Part-of: <https://gitlab.freedesktop.org/mesa/mesa/-/merge_requests/8825>

---

 src/broadcom/compiler/nir_to_vir.c   |  31 ++--
 src/broadcom/compiler/v3d33_tex.c    |   6 +-
 src/broadcom/compiler/v3d40_tex.c    | 324 ++++++++++++++++++++++-------------
 src/broadcom/compiler/v3d_compiler.h |   6 +-
 4 files changed, 231 insertions(+), 136 deletions(-)

diff --git a/src/broadcom/compiler/nir_to_vir.c b/src/broadcom/compiler/nir_to_vir.c
index 2bf591fbac5..2ed84146735 100644
--- a/src/broadcom/compiler/nir_to_vir.c
+++ b/src/broadcom/compiler/nir_to_vir.c
@@ -206,8 +206,10 @@ v3d_general_tmu_op(nir_intrinsic_instr *instr)
  * Checks if pipelining a new TMU operation requiring 'components' LDTMUs and
  * 'writes' TMU register writes would overflow any of the TMU fifos.
  */
-static bool
-tmu_fifo_overflow(struct v3d_compile *c, uint32_t components, uint32_t writes)

__TASKS FOR THIS EXERCISE__.
a) Answer these questions about the patch excerpt:
(i) According to the summary line, how many files were changed, and how many insertions and deletions were made?
(ii) Which file shows the largest number of changed lines in the per-file summary, and what is that number?
(iii) According to the code comment, what does the function check?
b) Write the next lines of the patch excerpt, continuing after its final line.

[Region annotation records]
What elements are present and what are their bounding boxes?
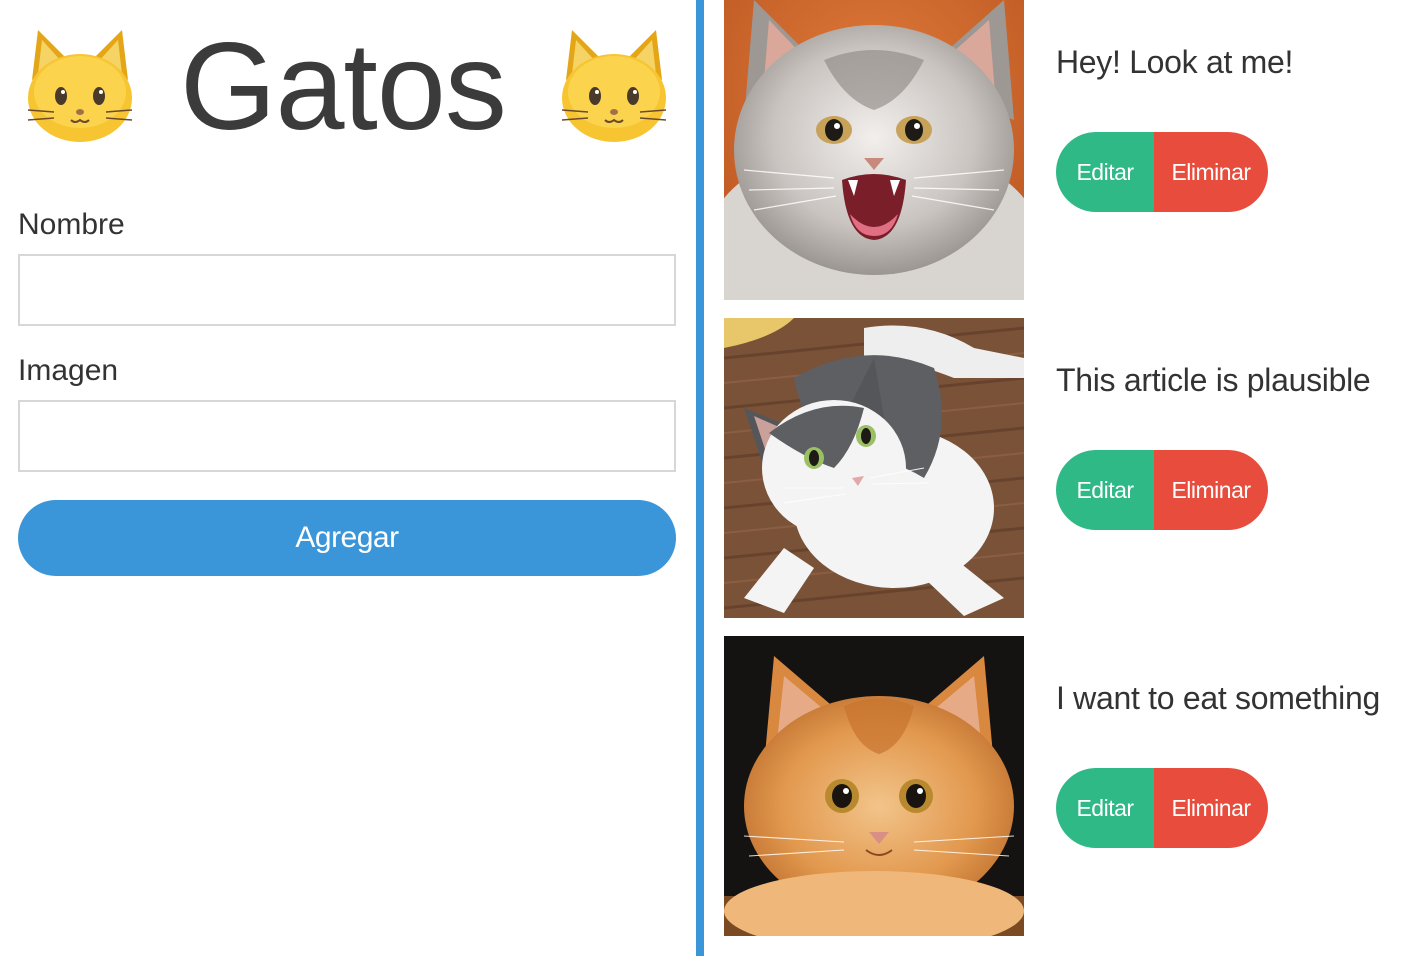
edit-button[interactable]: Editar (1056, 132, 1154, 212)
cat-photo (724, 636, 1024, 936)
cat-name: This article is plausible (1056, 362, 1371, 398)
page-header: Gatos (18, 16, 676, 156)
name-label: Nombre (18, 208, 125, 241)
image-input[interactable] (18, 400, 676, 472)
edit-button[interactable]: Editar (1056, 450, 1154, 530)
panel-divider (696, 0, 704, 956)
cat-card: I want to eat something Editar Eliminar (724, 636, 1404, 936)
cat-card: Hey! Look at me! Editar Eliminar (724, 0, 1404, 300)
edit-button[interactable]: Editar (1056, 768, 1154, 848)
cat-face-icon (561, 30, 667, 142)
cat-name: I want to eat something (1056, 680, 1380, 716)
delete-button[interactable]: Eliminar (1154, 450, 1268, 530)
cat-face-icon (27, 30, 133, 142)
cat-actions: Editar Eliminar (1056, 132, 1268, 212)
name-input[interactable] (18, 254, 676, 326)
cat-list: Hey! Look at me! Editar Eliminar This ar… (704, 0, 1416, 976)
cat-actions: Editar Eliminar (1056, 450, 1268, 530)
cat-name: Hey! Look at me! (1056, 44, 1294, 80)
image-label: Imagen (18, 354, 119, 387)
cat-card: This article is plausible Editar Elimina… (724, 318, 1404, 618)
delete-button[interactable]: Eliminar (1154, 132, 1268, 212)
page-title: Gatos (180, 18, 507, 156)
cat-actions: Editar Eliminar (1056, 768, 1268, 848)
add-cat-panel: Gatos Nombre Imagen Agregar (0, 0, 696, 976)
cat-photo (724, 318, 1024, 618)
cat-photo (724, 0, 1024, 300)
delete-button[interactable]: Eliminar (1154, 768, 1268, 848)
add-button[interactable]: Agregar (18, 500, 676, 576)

--

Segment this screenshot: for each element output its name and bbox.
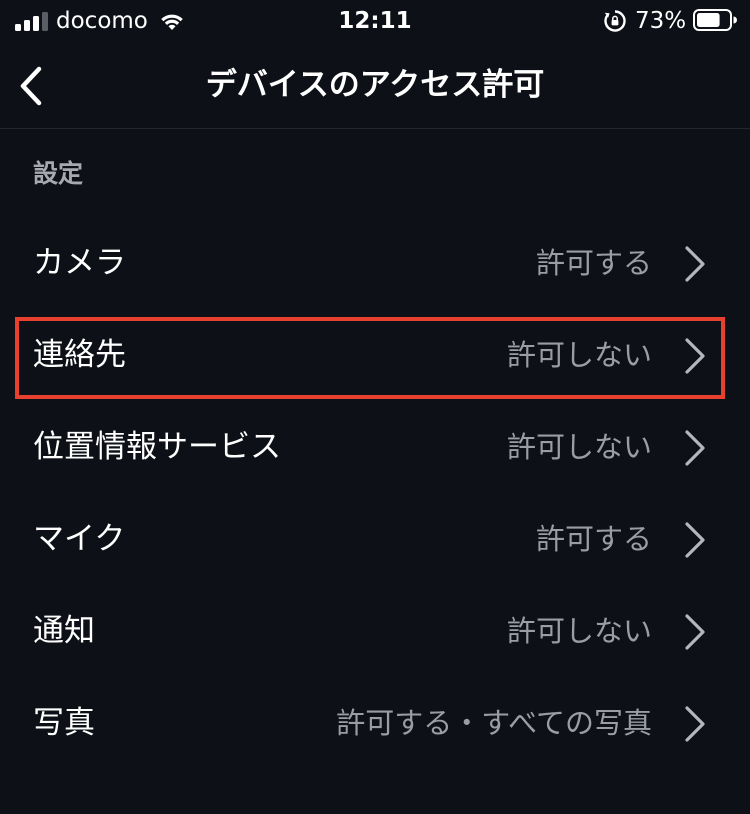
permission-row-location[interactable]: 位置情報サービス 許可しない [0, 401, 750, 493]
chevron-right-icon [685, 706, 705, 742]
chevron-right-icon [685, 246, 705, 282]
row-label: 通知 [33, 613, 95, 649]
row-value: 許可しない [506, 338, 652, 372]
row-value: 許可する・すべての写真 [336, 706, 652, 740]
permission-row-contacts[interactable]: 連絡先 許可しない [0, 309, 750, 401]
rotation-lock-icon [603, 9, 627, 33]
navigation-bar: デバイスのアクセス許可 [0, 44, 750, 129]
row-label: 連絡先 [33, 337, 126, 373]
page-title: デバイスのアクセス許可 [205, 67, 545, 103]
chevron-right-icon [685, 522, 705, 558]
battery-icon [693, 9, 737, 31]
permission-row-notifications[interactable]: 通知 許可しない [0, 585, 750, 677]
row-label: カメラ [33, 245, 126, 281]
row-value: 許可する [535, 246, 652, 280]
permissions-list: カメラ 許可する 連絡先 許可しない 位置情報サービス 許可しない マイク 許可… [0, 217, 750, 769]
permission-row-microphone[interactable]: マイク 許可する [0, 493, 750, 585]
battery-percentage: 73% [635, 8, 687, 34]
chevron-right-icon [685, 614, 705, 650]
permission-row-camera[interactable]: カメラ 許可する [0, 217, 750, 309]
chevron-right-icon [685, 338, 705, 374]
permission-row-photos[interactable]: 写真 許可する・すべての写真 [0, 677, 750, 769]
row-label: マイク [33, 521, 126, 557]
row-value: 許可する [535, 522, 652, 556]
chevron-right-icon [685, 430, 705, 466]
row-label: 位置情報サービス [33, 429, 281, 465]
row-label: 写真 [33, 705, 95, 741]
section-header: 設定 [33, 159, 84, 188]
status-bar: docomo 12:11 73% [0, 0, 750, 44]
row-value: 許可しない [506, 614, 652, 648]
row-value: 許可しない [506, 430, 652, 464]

__OUTPUTS__.
a)
(i) 4 files were changed, with 231 insertions and 136 deletions.
(ii) src/broadcom/compiler/v3d40_tex.c, with 324 changed lines.
(iii) It checks whether pipelining a new TMU operation requiring 'components' LDTMUs and 'writes' TMU register writes would overflow any of the TMU fifos.

b)
+bool
+ntq_tmu_fifo_overflow(struct v3d_compile *c,
+                      uint32_t components,
+                      uint32_t writes)
 {
         if (c->tmu.input_fifo_size + writes > 16 / c->threads)
                 return true;
@@ -236,13 +238,15 @@ ntq_flush_tmu(struct v3d_compile *c)
 
         bool emitted_tmuwt = false;
         for (int i = 0; i < c->tmu.flush_count; i++) {
-                if (c->tmu.flush[i].num_components > 0) {
+                if (c->tmu.flush[i].component_mask > 0) {
                         nir_dest *dest = c->tmu.flush[i].dest;
                         assert(dest);
 
-                        for (int j = 0; j < c->tmu.flush[i].num_components; j++) {
-                                ntq_store_dest(c, dest, j,
-                                               vir_MOV(c, vir_LDTMU(c)));
+                        for (int j = 0; j < 4; j++) {
+                                if (c->tmu.flush[i].component_mask & (1 << j)) {
+                                        ntq_store_dest(c, dest, j,
+                                                       vir_MOV(c, vir_LDTMU(c)));
+                                }
                         }
                 } else if (!emitted_tmuwt) {
                         vir_TMUWT(c);
@@ -262,13 +266,14 @@ ntq_flush_tmu(struct v3d_compile *c)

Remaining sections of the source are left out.